Directions:
Copy all the entries below exactly, but not the pictures.

(Collected data entries)
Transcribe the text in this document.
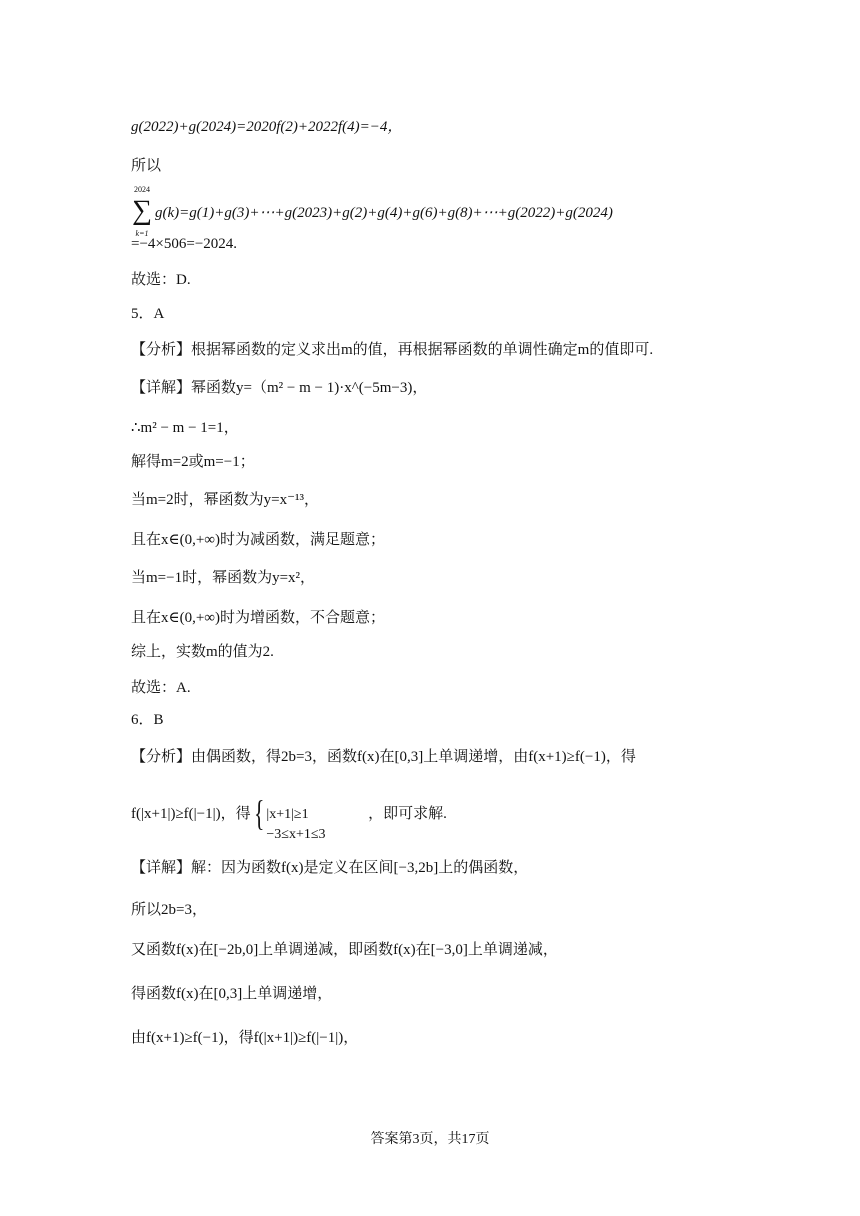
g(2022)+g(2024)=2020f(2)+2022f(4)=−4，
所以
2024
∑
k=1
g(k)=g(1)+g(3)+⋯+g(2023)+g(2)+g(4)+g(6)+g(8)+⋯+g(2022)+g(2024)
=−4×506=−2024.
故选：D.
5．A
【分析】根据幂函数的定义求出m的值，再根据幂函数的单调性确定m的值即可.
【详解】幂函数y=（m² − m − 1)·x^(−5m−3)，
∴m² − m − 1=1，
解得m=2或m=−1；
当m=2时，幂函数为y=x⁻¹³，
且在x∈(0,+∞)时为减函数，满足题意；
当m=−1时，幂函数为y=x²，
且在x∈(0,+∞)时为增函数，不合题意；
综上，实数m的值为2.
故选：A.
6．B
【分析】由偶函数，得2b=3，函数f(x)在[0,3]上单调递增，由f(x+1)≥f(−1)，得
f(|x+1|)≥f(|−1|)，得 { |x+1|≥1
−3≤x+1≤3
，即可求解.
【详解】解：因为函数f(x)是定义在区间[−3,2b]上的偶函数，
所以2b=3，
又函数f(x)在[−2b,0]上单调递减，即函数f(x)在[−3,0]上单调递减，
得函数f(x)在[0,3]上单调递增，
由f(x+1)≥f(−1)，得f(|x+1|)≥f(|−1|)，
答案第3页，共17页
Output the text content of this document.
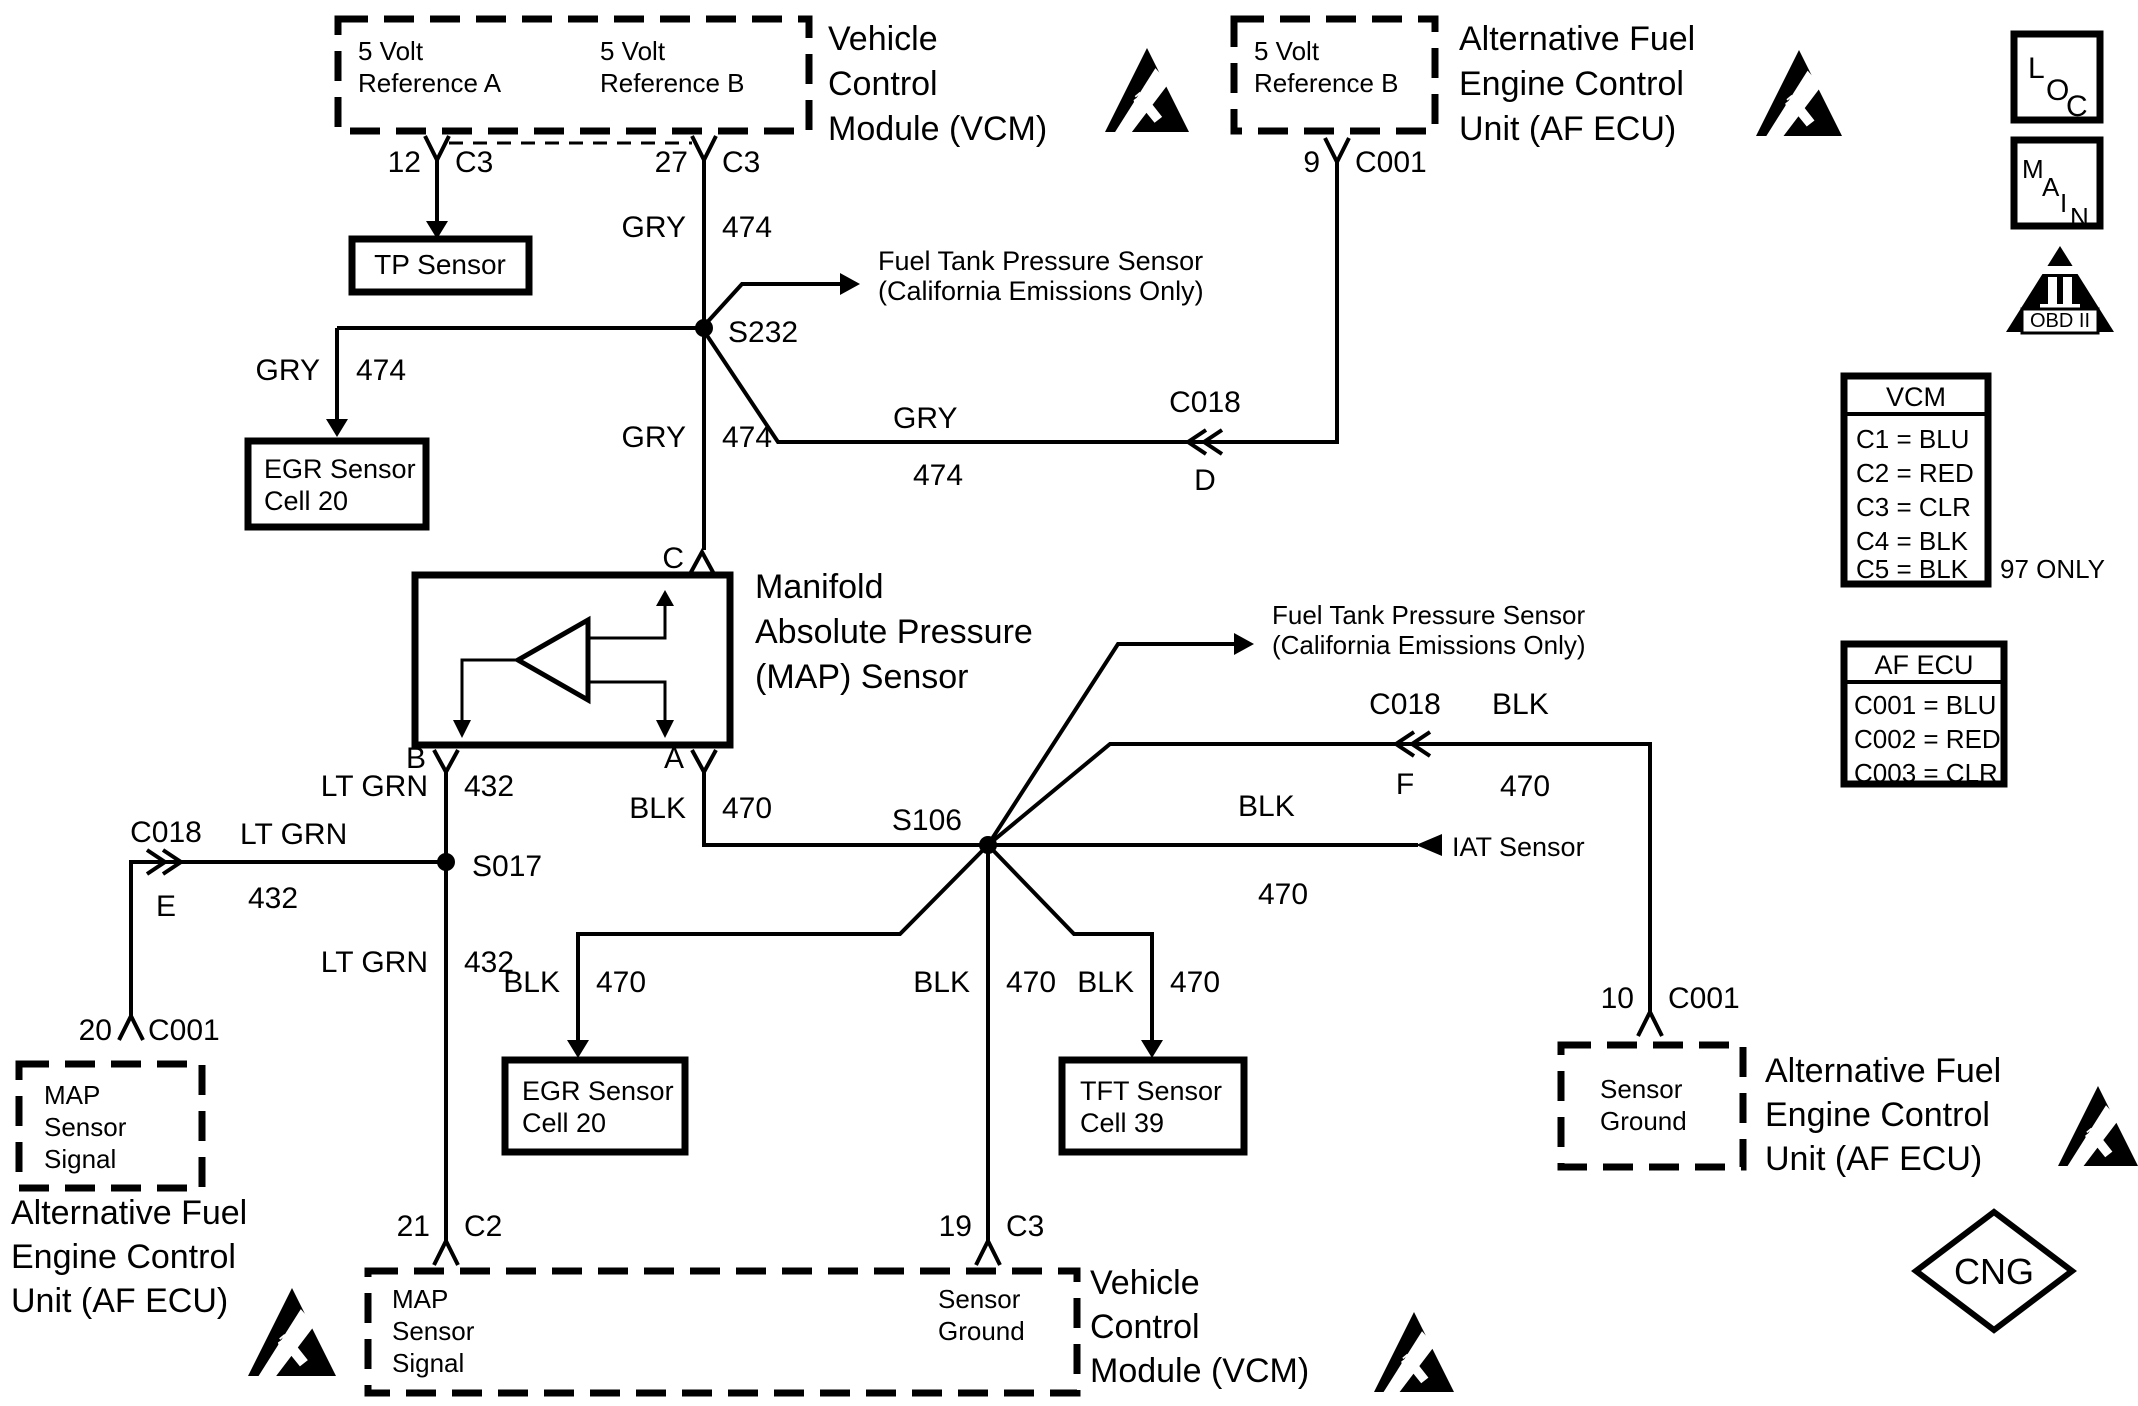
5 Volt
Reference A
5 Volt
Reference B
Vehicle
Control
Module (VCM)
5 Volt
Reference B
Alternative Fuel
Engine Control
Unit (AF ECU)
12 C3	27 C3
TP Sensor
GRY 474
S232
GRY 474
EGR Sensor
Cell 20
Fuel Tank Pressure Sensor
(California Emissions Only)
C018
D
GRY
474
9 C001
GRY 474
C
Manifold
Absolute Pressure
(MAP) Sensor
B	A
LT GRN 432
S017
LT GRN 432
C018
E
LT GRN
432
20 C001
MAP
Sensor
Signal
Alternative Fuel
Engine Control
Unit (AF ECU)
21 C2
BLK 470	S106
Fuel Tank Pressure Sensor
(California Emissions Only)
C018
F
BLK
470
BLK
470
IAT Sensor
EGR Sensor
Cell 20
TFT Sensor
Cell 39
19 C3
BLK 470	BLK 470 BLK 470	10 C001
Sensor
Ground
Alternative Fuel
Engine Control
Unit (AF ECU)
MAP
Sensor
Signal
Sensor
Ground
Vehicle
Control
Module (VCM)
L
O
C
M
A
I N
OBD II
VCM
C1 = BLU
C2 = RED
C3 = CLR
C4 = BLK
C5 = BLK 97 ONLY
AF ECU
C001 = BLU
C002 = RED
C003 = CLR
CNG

Final answer:
Transcribe the text in this document.
g(2022)+g(2024)=2020f(2)+2022f(4)=−4，
所以
2024
∑
k=1
g(k)=g(1)+g(3)+⋯+g(2023)+g(2)+g(4)+g(6)+g(8)+⋯+g(2022)+g(2024)
=−4×506=−2024.
故选：D.
5．A
【分析】根据幂函数的定义求出m的值，再根据幂函数的单调性确定m的值即可.
【详解】幂函数y=（m² − m − 1)·x^(−5m−3)，
∴m² − m − 1=1，
解得m=2或m=−1；
当m=2时，幂函数为y=x⁻¹³，
且在x∈(0,+∞)时为减函数，满足题意；
当m=−1时，幂函数为y=x²，
且在x∈(0,+∞)时为增函数，不合题意；
综上，实数m的值为2.
故选：A.
6．B
【分析】由偶函数，得2b=3，函数f(x)在[0,3]上单调递增，由f(x+1)≥f(−1)，得
f(|x+1|)≥f(|−1|)，得 { |x+1|≥1
−3≤x+1≤3
，即可求解.
【详解】解：因为函数f(x)是定义在区间[−3,2b]上的偶函数，
所以2b=3，
又函数f(x)在[−2b,0]上单调递减，即函数f(x)在[−3,0]上单调递减，
得函数f(x)在[0,3]上单调递增，
由f(x+1)≥f(−1)，得f(|x+1|)≥f(|−1|)，
答案第3页，共17页
Output the text content of this document.
5 Volt
Reference A
5 Volt
Reference B
Vehicle
Control
Module (VCM)
5 Volt
Reference B
Alternative Fuel
Engine Control
Unit (AF ECU)
12 C3	27 C3
TP Sensor
GRY 474
S232
GRY 474
EGR Sensor
Cell 20
Fuel Tank Pressure Sensor
(California Emissions Only)
C018
D
GRY
474
9 C001
GRY 474
C
Manifold
Absolute Pressure
(MAP) Sensor
B	A
LT GRN 432
S017
LT GRN 432
C018
E
LT GRN
432
20 C001
MAP
Sensor
Signal
Alternative Fuel
Engine Control
Unit (AF ECU)
21 C2
BLK 470	S106
Fuel Tank Pressure Sensor
(California Emissions Only)
C018
F
BLK
470
BLK
470
IAT Sensor
EGR Sensor
Cell 20
TFT Sensor
Cell 39
19 C3
BLK 470	BLK 470 BLK 470	10 C001
Sensor
Ground
Alternative Fuel
Engine Control
Unit (AF ECU)
MAP
Sensor
Signal
Sensor
Ground
Vehicle
Control
Module (VCM)
L
O
C
M
A
I N
OBD II
VCM
C1 = BLU
C2 = RED
C3 = CLR
C4 = BLK
C5 = BLK 97 ONLY
AF ECU
C001 = BLU
C002 = RED
C003 = CLR
CNG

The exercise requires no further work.